┌─ DATA LINES

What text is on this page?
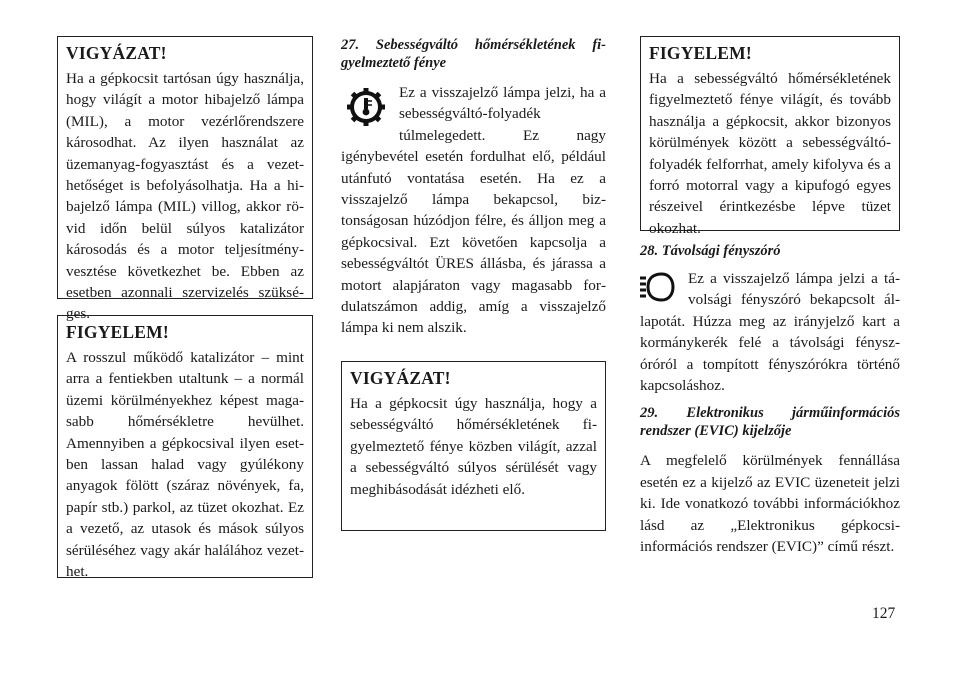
VIGYÁZAT!

Ha a gépkocsit tartósan úgy használja, hogy világít a motor hibajelző lámpa (MIL), a motor vezérlőrendszere károsodhat. Az ilyen használat az üzemanyag-fogyasztást és a vezethetőséget is befolyásolhatja. Ha a hibajelző lámpa (MIL) villog, akkor rövid időn belül súlyos katalizátor károsodás és a motor teljesítményvesztése következhet be. Ebben az esetben azonnali szervizelés szükséges.

FIGYELEM!

A rosszul működő katalizátor – mint arra a fentiekben utaltunk – a normál üzemi körülményekhez képest magasabb hőmérsékletre hevülhet. Amennyiben a gépkocsival ilyen esetben lassan halad vagy gyúlékony anyagok fölött (száraz növények, fa, papír stb.) parkol, az tüzet okozhat. Ez a vezető, az utasok és mások súlyos sérüléséhez vagy akár halálához vezethet.

27. Sebességváltó hőmérsékletének fi-

gyelmeztető fénye

Ez a visszajelző lámpa jelzi, ha a sebességváltó-folyadék túlmelegedett. Ez nagy igénybevétel esetén fordulhat elő, például utánfutó vontatása esetén. Ha ez a visszajelző lámpa bekapcsol, biztonságosan húzódjon félre, és álljon meg a gépkocsival. Ezt követően kapcsolja a sebességváltót ÜRES állásba, és járassa a motort alapjáraton vagy magasabb fordulatszámon addig, amíg a visszajelző lámpa ki nem alszik.

VIGYÁZAT!

Ha a gépkocsit úgy használja, hogy a sebességváltó hőmérsékletének figyelmeztető fénye közben világít, azzal a sebességváltó súlyos sérülését vagy meghibásodását idézheti elő.

FIGYELEM!

Ha a sebességváltó hőmérsékletének figyelmeztető fénye világít, és tovább használja a gépkocsit, akkor bizonyos körülmények között a sebességváltófolyadék felforrhat, amely kifolyva és a forró motorral vagy a kipufogó egyes részeivel érintkezésbe lépve tüzet okozhat.

28. Távolsági fényszóró

Ez a visszajelző lámpa jelzi a távolsági fényszóró bekapcsolt állapotát. Húzza meg az irányjelző kart a kormánykerék felé a távolsági fényszóróról a tompított fényszórókra történő kapcsoláshoz.

29. Elektronikus járműinformációs

rendszer (EVIC) kijelzője

A megfelelő körülmények fennállása esetén ez a kijelző az EVIC üzeneteit jelzi ki. Ide vonatkozó további információkhoz lásd az „Elektronikus gépkocsiinformációs rendszer (EVIC)” című részt.

127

└─

-- WORK TO DO --
Write out the entries above word for word. Do not include the pictures.

-- EXERCISE ANSWER --
What text is on this page?
VIGYÁZAT!

Ha a gépkocsit tartósan úgy használja, hogy világít a motor hibajelző lámpa (MIL), a motor vezérlőrendszere károsodhat. Az ilyen használat az üzemanyag-fogyasztást és a vezethetőséget is befolyásolhatja. Ha a hibajelző lámpa (MIL) villog, akkor rövid időn belül súlyos katalizátor károsodás és a motor teljesítményvesztése következhet be. Ebben az esetben azonnali szervizelés szükséges.

FIGYELEM!

A rosszul működő katalizátor – mint arra a fentiekben utaltunk – a normál üzemi körülményekhez képest magasabb hőmérsékletre hevülhet. Amennyiben a gépkocsival ilyen esetben lassan halad vagy gyúlékony anyagok fölött (száraz növények, fa, papír stb.) parkol, az tüzet okozhat. Ez a vezető, az utasok és mások súlyos sérüléséhez vagy akár halálához vezethet.

27. Sebességváltó hőmérsékletének fi-

gyelmeztető fénye

Ez a visszajelző lámpa jelzi, ha a sebességváltó-folyadék túlmelegedett. Ez nagy igénybevétel esetén fordulhat elő, például utánfutó vontatása esetén. Ha ez a visszajelző lámpa bekapcsol, biztonságosan húzódjon félre, és álljon meg a gépkocsival. Ezt követően kapcsolja a sebességváltót ÜRES állásba, és járassa a motort alapjáraton vagy magasabb fordulatszámon addig, amíg a visszajelző lámpa ki nem alszik.

VIGYÁZAT!

Ha a gépkocsit úgy használja, hogy a sebességváltó hőmérsékletének figyelmeztető fénye közben világít, azzal a sebességváltó súlyos sérülését vagy meghibásodását idézheti elő.

FIGYELEM!

Ha a sebességváltó hőmérsékletének figyelmeztető fénye világít, és tovább használja a gépkocsit, akkor bizonyos körülmények között a sebességváltófolyadék felforrhat, amely kifolyva és a forró motorral vagy a kipufogó egyes részeivel érintkezésbe lépve tüzet okozhat.

28. Távolsági fényszóró

Ez a visszajelző lámpa jelzi a távolsági fényszóró bekapcsolt állapotát. Húzza meg az irányjelző kart a kormánykerék felé a távolsági fényszóróról a tompított fényszórókra történő kapcsoláshoz.

29. Elektronikus járműinformációs

rendszer (EVIC) kijelzője

A megfelelő körülmények fennállása esetén ez a kijelző az EVIC üzeneteit jelzi ki. Ide vonatkozó további információkhoz lásd az „Elektronikus gépkocsiinformációs rendszer (EVIC)” című részt.

127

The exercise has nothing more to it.